— START OF RECORDS FOR THE EXERCISE —
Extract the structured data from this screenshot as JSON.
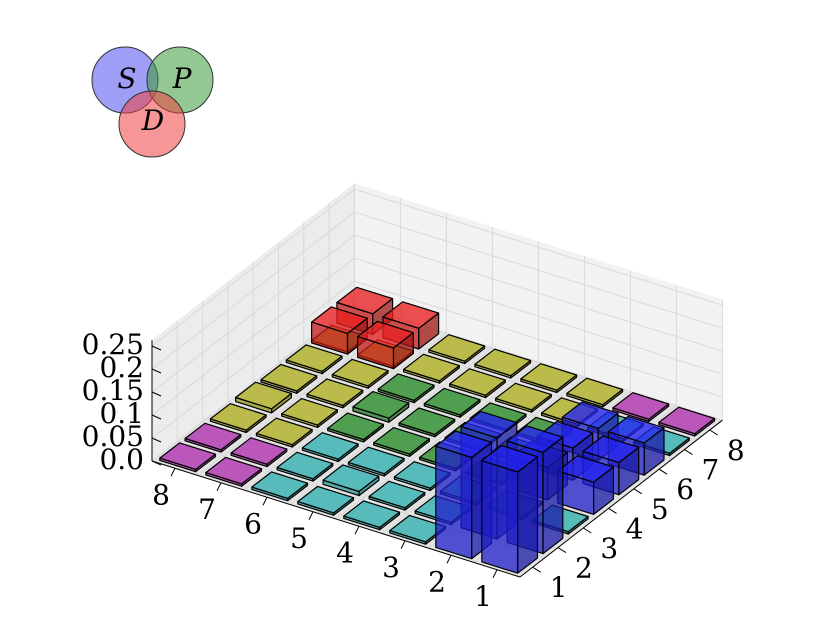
{
  "chart_data": {
    "type": "bar3d",
    "title": "",
    "xlabel": "",
    "ylabel": "",
    "zlabel": "",
    "x_categories": [
      "1",
      "2",
      "3",
      "4",
      "5",
      "6",
      "7",
      "8"
    ],
    "y_categories": [
      "1",
      "2",
      "3",
      "4",
      "5",
      "6",
      "7",
      "8"
    ],
    "z_ticks": [
      "0.0",
      "0.05",
      "0.1",
      "0.15",
      "0.2",
      "0.25"
    ],
    "zlim": [
      0,
      0.25
    ],
    "grid": true,
    "legend": {
      "type": "venn",
      "placement": "top-left",
      "sets": [
        {
          "label": "S",
          "color": "#4f4ff0"
        },
        {
          "label": "P",
          "color": "#3a9a3a"
        },
        {
          "label": "D",
          "color": "#f04040"
        }
      ]
    },
    "colors": {
      "blue": "#2222ee",
      "red": "#e82020",
      "yellow": "#b0b020",
      "green": "#268a26",
      "cyan": "#30b0b0",
      "magenta": "#b030b0"
    },
    "bars": [
      {
        "x": 1,
        "y": 1,
        "z": 0.22,
        "color": "blue"
      },
      {
        "x": 2,
        "y": 1,
        "z": 0.22,
        "color": "blue"
      },
      {
        "x": 1,
        "y": 2,
        "z": 0.22,
        "color": "blue"
      },
      {
        "x": 2,
        "y": 2,
        "z": 0.22,
        "color": "blue"
      },
      {
        "x": 1,
        "y": 4,
        "z": 0.07,
        "color": "blue"
      },
      {
        "x": 2,
        "y": 4,
        "z": 0.07,
        "color": "blue"
      },
      {
        "x": 1,
        "y": 5,
        "z": 0.07,
        "color": "blue"
      },
      {
        "x": 2,
        "y": 5,
        "z": 0.07,
        "color": "blue"
      },
      {
        "x": 1,
        "y": 6,
        "z": 0.07,
        "color": "blue"
      },
      {
        "x": 2,
        "y": 6,
        "z": 0.07,
        "color": "blue"
      },
      {
        "x": 1,
        "y": 3,
        "z": 0.005,
        "color": "cyan"
      },
      {
        "x": 2,
        "y": 3,
        "z": 0.005,
        "color": "cyan"
      },
      {
        "x": 3,
        "y": 1,
        "z": 0.005,
        "color": "cyan"
      },
      {
        "x": 4,
        "y": 1,
        "z": 0.005,
        "color": "cyan"
      },
      {
        "x": 5,
        "y": 1,
        "z": 0.005,
        "color": "cyan"
      },
      {
        "x": 6,
        "y": 1,
        "z": 0.005,
        "color": "cyan"
      },
      {
        "x": 3,
        "y": 2,
        "z": 0.005,
        "color": "cyan"
      },
      {
        "x": 4,
        "y": 2,
        "z": 0.005,
        "color": "cyan"
      },
      {
        "x": 5,
        "y": 2,
        "z": 0.009,
        "color": "cyan"
      },
      {
        "x": 6,
        "y": 2,
        "z": 0.005,
        "color": "cyan"
      },
      {
        "x": 3,
        "y": 3,
        "z": 0.005,
        "color": "cyan"
      },
      {
        "x": 4,
        "y": 3,
        "z": 0.005,
        "color": "cyan"
      },
      {
        "x": 5,
        "y": 3,
        "z": 0.005,
        "color": "cyan"
      },
      {
        "x": 6,
        "y": 3,
        "z": 0.005,
        "color": "cyan"
      },
      {
        "x": 1,
        "y": 7,
        "z": 0.005,
        "color": "cyan"
      },
      {
        "x": 2,
        "y": 7,
        "z": 0.005,
        "color": "cyan"
      },
      {
        "x": 7,
        "y": 1,
        "z": 0.005,
        "color": "magenta"
      },
      {
        "x": 8,
        "y": 1,
        "z": 0.005,
        "color": "magenta"
      },
      {
        "x": 7,
        "y": 2,
        "z": 0.005,
        "color": "magenta"
      },
      {
        "x": 8,
        "y": 2,
        "z": 0.005,
        "color": "magenta"
      },
      {
        "x": 1,
        "y": 8,
        "z": 0.005,
        "color": "magenta"
      },
      {
        "x": 2,
        "y": 8,
        "z": 0.005,
        "color": "magenta"
      },
      {
        "x": 7,
        "y": 3,
        "z": 0.005,
        "color": "yellow"
      },
      {
        "x": 8,
        "y": 3,
        "z": 0.005,
        "color": "yellow"
      },
      {
        "x": 7,
        "y": 4,
        "z": 0.005,
        "color": "yellow"
      },
      {
        "x": 8,
        "y": 4,
        "z": 0.009,
        "color": "yellow"
      },
      {
        "x": 7,
        "y": 5,
        "z": 0.005,
        "color": "yellow"
      },
      {
        "x": 8,
        "y": 5,
        "z": 0.005,
        "color": "yellow"
      },
      {
        "x": 7,
        "y": 6,
        "z": 0.005,
        "color": "yellow"
      },
      {
        "x": 8,
        "y": 6,
        "z": 0.005,
        "color": "yellow"
      },
      {
        "x": 7,
        "y": 7,
        "z": 0.005,
        "color": "yellow"
      },
      {
        "x": 8,
        "y": 7,
        "z": 0.005,
        "color": "yellow"
      },
      {
        "x": 3,
        "y": 8,
        "z": 0.005,
        "color": "yellow"
      },
      {
        "x": 4,
        "y": 8,
        "z": 0.005,
        "color": "yellow"
      },
      {
        "x": 5,
        "y": 8,
        "z": 0.005,
        "color": "yellow"
      },
      {
        "x": 6,
        "y": 8,
        "z": 0.005,
        "color": "yellow"
      },
      {
        "x": 3,
        "y": 7,
        "z": 0.005,
        "color": "yellow"
      },
      {
        "x": 4,
        "y": 7,
        "z": 0.005,
        "color": "yellow"
      },
      {
        "x": 5,
        "y": 7,
        "z": 0.005,
        "color": "yellow"
      },
      {
        "x": 6,
        "y": 7,
        "z": 0.005,
        "color": "yellow"
      },
      {
        "x": 3,
        "y": 4,
        "z": 0.005,
        "color": "green"
      },
      {
        "x": 4,
        "y": 4,
        "z": 0.005,
        "color": "green"
      },
      {
        "x": 5,
        "y": 4,
        "z": 0.005,
        "color": "green"
      },
      {
        "x": 6,
        "y": 4,
        "z": 0.005,
        "color": "green"
      },
      {
        "x": 3,
        "y": 5,
        "z": 0.005,
        "color": "green"
      },
      {
        "x": 4,
        "y": 5,
        "z": 0.005,
        "color": "green"
      },
      {
        "x": 5,
        "y": 5,
        "z": 0.005,
        "color": "green"
      },
      {
        "x": 6,
        "y": 5,
        "z": 0.009,
        "color": "green"
      },
      {
        "x": 3,
        "y": 6,
        "z": 0.005,
        "color": "green"
      },
      {
        "x": 4,
        "y": 6,
        "z": 0.005,
        "color": "green"
      },
      {
        "x": 5,
        "y": 6,
        "z": 0.005,
        "color": "green"
      },
      {
        "x": 6,
        "y": 6,
        "z": 0.005,
        "color": "green"
      },
      {
        "x": 7,
        "y": 7,
        "z": 0.045,
        "color": "red"
      },
      {
        "x": 8,
        "y": 7,
        "z": 0.045,
        "color": "red"
      },
      {
        "x": 7,
        "y": 8,
        "z": 0.045,
        "color": "red"
      },
      {
        "x": 8,
        "y": 8,
        "z": 0.045,
        "color": "red"
      }
    ]
  }
}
— END OF RECORDS FOR THE EXERCISE —
■ **DIRECTIONS FOR THIS TASK**
Reproduce the material in full, word for word, and omit the pictures.

■ **CORRECT OUTPUT**
Extract the structured data from this screenshot as JSON.
{
  "chart_data": {
    "type": "bar3d",
    "title": "",
    "xlabel": "",
    "ylabel": "",
    "zlabel": "",
    "x_categories": [
      "1",
      "2",
      "3",
      "4",
      "5",
      "6",
      "7",
      "8"
    ],
    "y_categories": [
      "1",
      "2",
      "3",
      "4",
      "5",
      "6",
      "7",
      "8"
    ],
    "z_ticks": [
      "0.0",
      "0.05",
      "0.1",
      "0.15",
      "0.2",
      "0.25"
    ],
    "zlim": [
      0,
      0.25
    ],
    "grid": true,
    "legend": {
      "type": "venn",
      "placement": "top-left",
      "sets": [
        {
          "label": "S",
          "color": "#4f4ff0"
        },
        {
          "label": "P",
          "color": "#3a9a3a"
        },
        {
          "label": "D",
          "color": "#f04040"
        }
      ]
    },
    "colors": {
      "blue": "#2222ee",
      "red": "#e82020",
      "yellow": "#b0b020",
      "green": "#268a26",
      "cyan": "#30b0b0",
      "magenta": "#b030b0"
    },
    "bars": [
      {
        "x": 1,
        "y": 1,
        "z": 0.22,
        "color": "blue"
      },
      {
        "x": 2,
        "y": 1,
        "z": 0.22,
        "color": "blue"
      },
      {
        "x": 1,
        "y": 2,
        "z": 0.22,
        "color": "blue"
      },
      {
        "x": 2,
        "y": 2,
        "z": 0.22,
        "color": "blue"
      },
      {
        "x": 1,
        "y": 4,
        "z": 0.07,
        "color": "blue"
      },
      {
        "x": 2,
        "y": 4,
        "z": 0.07,
        "color": "blue"
      },
      {
        "x": 1,
        "y": 5,
        "z": 0.07,
        "color": "blue"
      },
      {
        "x": 2,
        "y": 5,
        "z": 0.07,
        "color": "blue"
      },
      {
        "x": 1,
        "y": 6,
        "z": 0.07,
        "color": "blue"
      },
      {
        "x": 2,
        "y": 6,
        "z": 0.07,
        "color": "blue"
      },
      {
        "x": 1,
        "y": 3,
        "z": 0.005,
        "color": "cyan"
      },
      {
        "x": 2,
        "y": 3,
        "z": 0.005,
        "color": "cyan"
      },
      {
        "x": 3,
        "y": 1,
        "z": 0.005,
        "color": "cyan"
      },
      {
        "x": 4,
        "y": 1,
        "z": 0.005,
        "color": "cyan"
      },
      {
        "x": 5,
        "y": 1,
        "z": 0.005,
        "color": "cyan"
      },
      {
        "x": 6,
        "y": 1,
        "z": 0.005,
        "color": "cyan"
      },
      {
        "x": 3,
        "y": 2,
        "z": 0.005,
        "color": "cyan"
      },
      {
        "x": 4,
        "y": 2,
        "z": 0.005,
        "color": "cyan"
      },
      {
        "x": 5,
        "y": 2,
        "z": 0.009,
        "color": "cyan"
      },
      {
        "x": 6,
        "y": 2,
        "z": 0.005,
        "color": "cyan"
      },
      {
        "x": 3,
        "y": 3,
        "z": 0.005,
        "color": "cyan"
      },
      {
        "x": 4,
        "y": 3,
        "z": 0.005,
        "color": "cyan"
      },
      {
        "x": 5,
        "y": 3,
        "z": 0.005,
        "color": "cyan"
      },
      {
        "x": 6,
        "y": 3,
        "z": 0.005,
        "color": "cyan"
      },
      {
        "x": 1,
        "y": 7,
        "z": 0.005,
        "color": "cyan"
      },
      {
        "x": 2,
        "y": 7,
        "z": 0.005,
        "color": "cyan"
      },
      {
        "x": 7,
        "y": 1,
        "z": 0.005,
        "color": "magenta"
      },
      {
        "x": 8,
        "y": 1,
        "z": 0.005,
        "color": "magenta"
      },
      {
        "x": 7,
        "y": 2,
        "z": 0.005,
        "color": "magenta"
      },
      {
        "x": 8,
        "y": 2,
        "z": 0.005,
        "color": "magenta"
      },
      {
        "x": 1,
        "y": 8,
        "z": 0.005,
        "color": "magenta"
      },
      {
        "x": 2,
        "y": 8,
        "z": 0.005,
        "color": "magenta"
      },
      {
        "x": 7,
        "y": 3,
        "z": 0.005,
        "color": "yellow"
      },
      {
        "x": 8,
        "y": 3,
        "z": 0.005,
        "color": "yellow"
      },
      {
        "x": 7,
        "y": 4,
        "z": 0.005,
        "color": "yellow"
      },
      {
        "x": 8,
        "y": 4,
        "z": 0.009,
        "color": "yellow"
      },
      {
        "x": 7,
        "y": 5,
        "z": 0.005,
        "color": "yellow"
      },
      {
        "x": 8,
        "y": 5,
        "z": 0.005,
        "color": "yellow"
      },
      {
        "x": 7,
        "y": 6,
        "z": 0.005,
        "color": "yellow"
      },
      {
        "x": 8,
        "y": 6,
        "z": 0.005,
        "color": "yellow"
      },
      {
        "x": 7,
        "y": 7,
        "z": 0.005,
        "color": "yellow"
      },
      {
        "x": 8,
        "y": 7,
        "z": 0.005,
        "color": "yellow"
      },
      {
        "x": 3,
        "y": 8,
        "z": 0.005,
        "color": "yellow"
      },
      {
        "x": 4,
        "y": 8,
        "z": 0.005,
        "color": "yellow"
      },
      {
        "x": 5,
        "y": 8,
        "z": 0.005,
        "color": "yellow"
      },
      {
        "x": 6,
        "y": 8,
        "z": 0.005,
        "color": "yellow"
      },
      {
        "x": 3,
        "y": 7,
        "z": 0.005,
        "color": "yellow"
      },
      {
        "x": 4,
        "y": 7,
        "z": 0.005,
        "color": "yellow"
      },
      {
        "x": 5,
        "y": 7,
        "z": 0.005,
        "color": "yellow"
      },
      {
        "x": 6,
        "y": 7,
        "z": 0.005,
        "color": "yellow"
      },
      {
        "x": 3,
        "y": 4,
        "z": 0.005,
        "color": "green"
      },
      {
        "x": 4,
        "y": 4,
        "z": 0.005,
        "color": "green"
      },
      {
        "x": 5,
        "y": 4,
        "z": 0.005,
        "color": "green"
      },
      {
        "x": 6,
        "y": 4,
        "z": 0.005,
        "color": "green"
      },
      {
        "x": 3,
        "y": 5,
        "z": 0.005,
        "color": "green"
      },
      {
        "x": 4,
        "y": 5,
        "z": 0.005,
        "color": "green"
      },
      {
        "x": 5,
        "y": 5,
        "z": 0.005,
        "color": "green"
      },
      {
        "x": 6,
        "y": 5,
        "z": 0.009,
        "color": "green"
      },
      {
        "x": 3,
        "y": 6,
        "z": 0.005,
        "color": "green"
      },
      {
        "x": 4,
        "y": 6,
        "z": 0.005,
        "color": "green"
      },
      {
        "x": 5,
        "y": 6,
        "z": 0.005,
        "color": "green"
      },
      {
        "x": 6,
        "y": 6,
        "z": 0.005,
        "color": "green"
      },
      {
        "x": 7,
        "y": 7,
        "z": 0.045,
        "color": "red"
      },
      {
        "x": 8,
        "y": 7,
        "z": 0.045,
        "color": "red"
      },
      {
        "x": 7,
        "y": 8,
        "z": 0.045,
        "color": "red"
      },
      {
        "x": 8,
        "y": 8,
        "z": 0.045,
        "color": "red"
      }
    ]
  }
}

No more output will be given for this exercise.